Required task:
Review the material and extract every line in which the word "Clark" occurs.

--- begin Material shown ---

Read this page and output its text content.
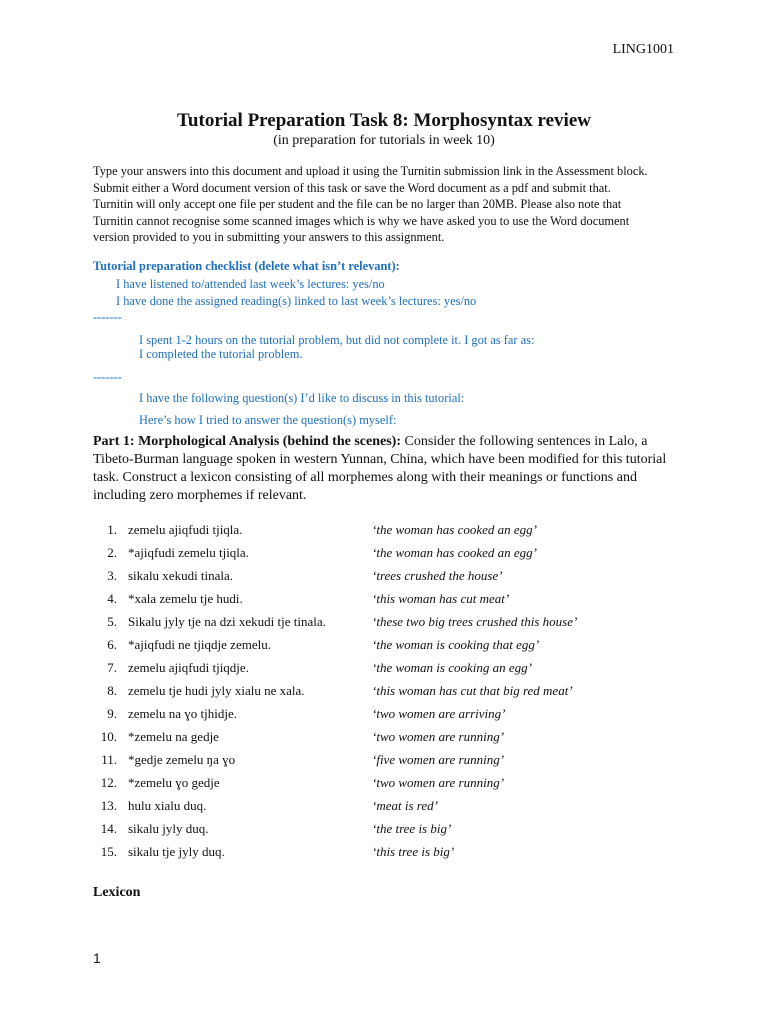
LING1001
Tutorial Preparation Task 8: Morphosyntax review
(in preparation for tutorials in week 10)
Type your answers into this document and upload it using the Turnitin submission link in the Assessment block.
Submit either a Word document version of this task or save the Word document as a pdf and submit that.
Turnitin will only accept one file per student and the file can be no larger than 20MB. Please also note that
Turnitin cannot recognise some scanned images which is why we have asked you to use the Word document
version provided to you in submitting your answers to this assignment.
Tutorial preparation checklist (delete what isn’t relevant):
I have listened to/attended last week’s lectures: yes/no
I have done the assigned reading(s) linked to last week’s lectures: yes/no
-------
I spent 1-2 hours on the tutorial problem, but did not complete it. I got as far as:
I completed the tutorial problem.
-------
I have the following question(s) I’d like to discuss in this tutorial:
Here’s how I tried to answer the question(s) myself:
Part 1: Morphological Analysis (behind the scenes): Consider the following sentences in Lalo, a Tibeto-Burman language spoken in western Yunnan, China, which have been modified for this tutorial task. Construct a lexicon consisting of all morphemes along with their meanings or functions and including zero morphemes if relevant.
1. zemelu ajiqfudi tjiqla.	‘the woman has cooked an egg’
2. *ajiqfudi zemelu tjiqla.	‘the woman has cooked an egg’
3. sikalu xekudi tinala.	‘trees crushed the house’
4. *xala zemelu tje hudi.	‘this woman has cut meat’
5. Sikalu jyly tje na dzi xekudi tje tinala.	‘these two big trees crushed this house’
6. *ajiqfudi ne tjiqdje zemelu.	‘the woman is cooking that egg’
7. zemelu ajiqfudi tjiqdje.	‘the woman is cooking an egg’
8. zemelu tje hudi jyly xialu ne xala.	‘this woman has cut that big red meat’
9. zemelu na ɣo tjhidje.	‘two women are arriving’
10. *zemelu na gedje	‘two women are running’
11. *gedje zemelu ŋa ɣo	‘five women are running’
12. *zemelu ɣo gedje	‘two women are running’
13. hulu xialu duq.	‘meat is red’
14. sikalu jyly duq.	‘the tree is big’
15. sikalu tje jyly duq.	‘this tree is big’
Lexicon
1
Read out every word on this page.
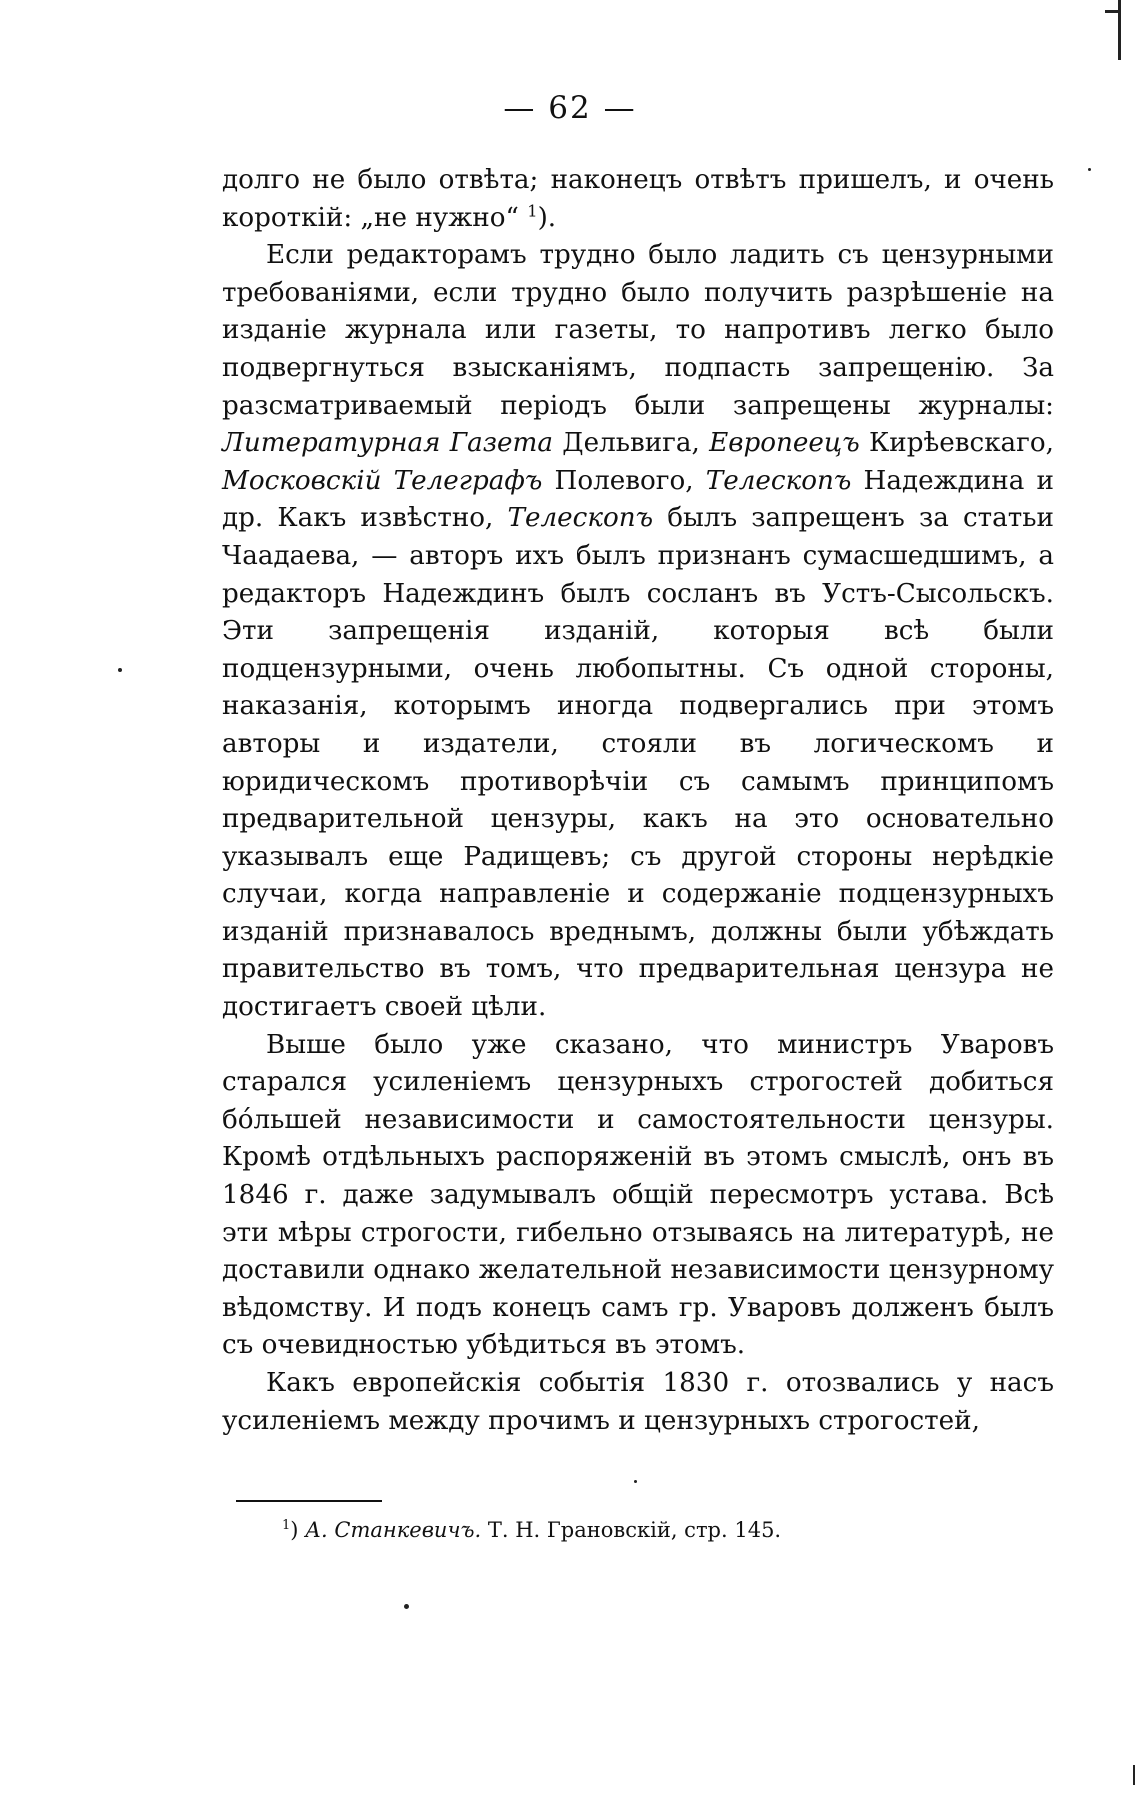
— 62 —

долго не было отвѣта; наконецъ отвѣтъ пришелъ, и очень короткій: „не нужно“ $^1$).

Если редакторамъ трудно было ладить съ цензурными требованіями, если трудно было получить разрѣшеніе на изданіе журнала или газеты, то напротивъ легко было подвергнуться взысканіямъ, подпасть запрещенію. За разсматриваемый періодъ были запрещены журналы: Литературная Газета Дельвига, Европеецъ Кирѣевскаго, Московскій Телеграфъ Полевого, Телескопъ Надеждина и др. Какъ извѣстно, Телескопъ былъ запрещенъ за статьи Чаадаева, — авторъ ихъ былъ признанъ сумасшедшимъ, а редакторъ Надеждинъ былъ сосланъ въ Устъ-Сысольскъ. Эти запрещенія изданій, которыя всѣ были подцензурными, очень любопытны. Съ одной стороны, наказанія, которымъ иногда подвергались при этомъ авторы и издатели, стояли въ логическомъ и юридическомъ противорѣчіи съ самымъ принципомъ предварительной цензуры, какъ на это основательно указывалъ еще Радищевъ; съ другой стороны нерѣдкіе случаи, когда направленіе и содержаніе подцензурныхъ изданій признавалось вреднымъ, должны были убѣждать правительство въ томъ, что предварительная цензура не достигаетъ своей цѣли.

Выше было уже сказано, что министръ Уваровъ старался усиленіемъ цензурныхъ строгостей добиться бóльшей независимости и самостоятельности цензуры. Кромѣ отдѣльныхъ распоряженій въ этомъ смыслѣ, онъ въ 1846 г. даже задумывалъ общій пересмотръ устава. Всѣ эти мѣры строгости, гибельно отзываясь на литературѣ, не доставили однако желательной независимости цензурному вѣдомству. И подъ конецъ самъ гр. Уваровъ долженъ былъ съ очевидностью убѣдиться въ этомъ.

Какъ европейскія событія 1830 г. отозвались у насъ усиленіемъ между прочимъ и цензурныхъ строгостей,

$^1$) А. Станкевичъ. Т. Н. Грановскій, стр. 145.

--- end Material shown ---
--- begin Material shown ---

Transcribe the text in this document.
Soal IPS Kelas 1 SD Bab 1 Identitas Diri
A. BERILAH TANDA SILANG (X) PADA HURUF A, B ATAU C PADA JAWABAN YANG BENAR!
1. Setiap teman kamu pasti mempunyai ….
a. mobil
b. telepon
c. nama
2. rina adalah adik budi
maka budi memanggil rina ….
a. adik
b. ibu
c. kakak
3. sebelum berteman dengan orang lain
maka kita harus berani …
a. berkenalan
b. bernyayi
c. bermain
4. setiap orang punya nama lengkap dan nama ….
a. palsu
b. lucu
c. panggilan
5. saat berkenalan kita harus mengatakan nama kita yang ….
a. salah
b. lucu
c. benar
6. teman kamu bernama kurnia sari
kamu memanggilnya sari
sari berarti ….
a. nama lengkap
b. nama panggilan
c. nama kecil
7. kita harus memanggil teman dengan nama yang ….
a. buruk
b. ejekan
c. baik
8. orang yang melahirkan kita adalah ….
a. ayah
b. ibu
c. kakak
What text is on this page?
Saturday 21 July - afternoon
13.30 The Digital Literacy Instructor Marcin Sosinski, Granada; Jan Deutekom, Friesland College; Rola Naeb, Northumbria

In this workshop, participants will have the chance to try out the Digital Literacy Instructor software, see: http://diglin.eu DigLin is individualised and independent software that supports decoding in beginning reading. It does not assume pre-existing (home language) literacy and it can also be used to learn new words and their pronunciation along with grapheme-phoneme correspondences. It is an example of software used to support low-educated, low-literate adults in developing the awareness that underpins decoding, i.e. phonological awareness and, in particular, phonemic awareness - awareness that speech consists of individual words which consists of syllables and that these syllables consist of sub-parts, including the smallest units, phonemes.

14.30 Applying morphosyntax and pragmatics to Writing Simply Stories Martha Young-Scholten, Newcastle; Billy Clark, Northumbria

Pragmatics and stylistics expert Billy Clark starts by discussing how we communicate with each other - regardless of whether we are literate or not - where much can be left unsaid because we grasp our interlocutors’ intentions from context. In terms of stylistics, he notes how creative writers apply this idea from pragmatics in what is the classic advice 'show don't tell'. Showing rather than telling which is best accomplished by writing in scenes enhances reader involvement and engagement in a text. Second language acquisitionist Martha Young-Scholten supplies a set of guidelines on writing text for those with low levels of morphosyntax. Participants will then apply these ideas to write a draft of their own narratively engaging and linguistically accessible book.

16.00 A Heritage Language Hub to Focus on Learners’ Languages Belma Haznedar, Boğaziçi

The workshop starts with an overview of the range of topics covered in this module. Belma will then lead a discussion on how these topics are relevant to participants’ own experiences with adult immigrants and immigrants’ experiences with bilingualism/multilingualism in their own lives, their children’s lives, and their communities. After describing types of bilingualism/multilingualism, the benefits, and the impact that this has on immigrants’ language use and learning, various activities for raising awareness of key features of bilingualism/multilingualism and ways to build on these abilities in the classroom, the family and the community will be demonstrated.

--- end Material shown ---

The reply:
14.30 Applying morphosyntax and pragmatics to Writing Simply Stories Martha Young-Scholten, Newcastle; Billy Clark, Northumbria
Pragmatics and stylistics expert Billy Clark starts by discussing how we communicate with each other - regardless of whether we are literate or not - where much can be left unsaid because we grasp our interlocutors’ intentions from context. In terms of stylistics, he notes how creative writers apply this idea from pragmatics in what is the classic advice 'show don't tell'. Showing rather than telling which is best accomplished by writing in scenes enhances reader involvement and engagement in a text. Second language acquisitionist Martha Young-Scholten supplies a set of guidelines on writing text for those with low levels of morphosyntax. Participants will then apply these ideas to write a draft of their own narratively engaging and linguistically accessible book.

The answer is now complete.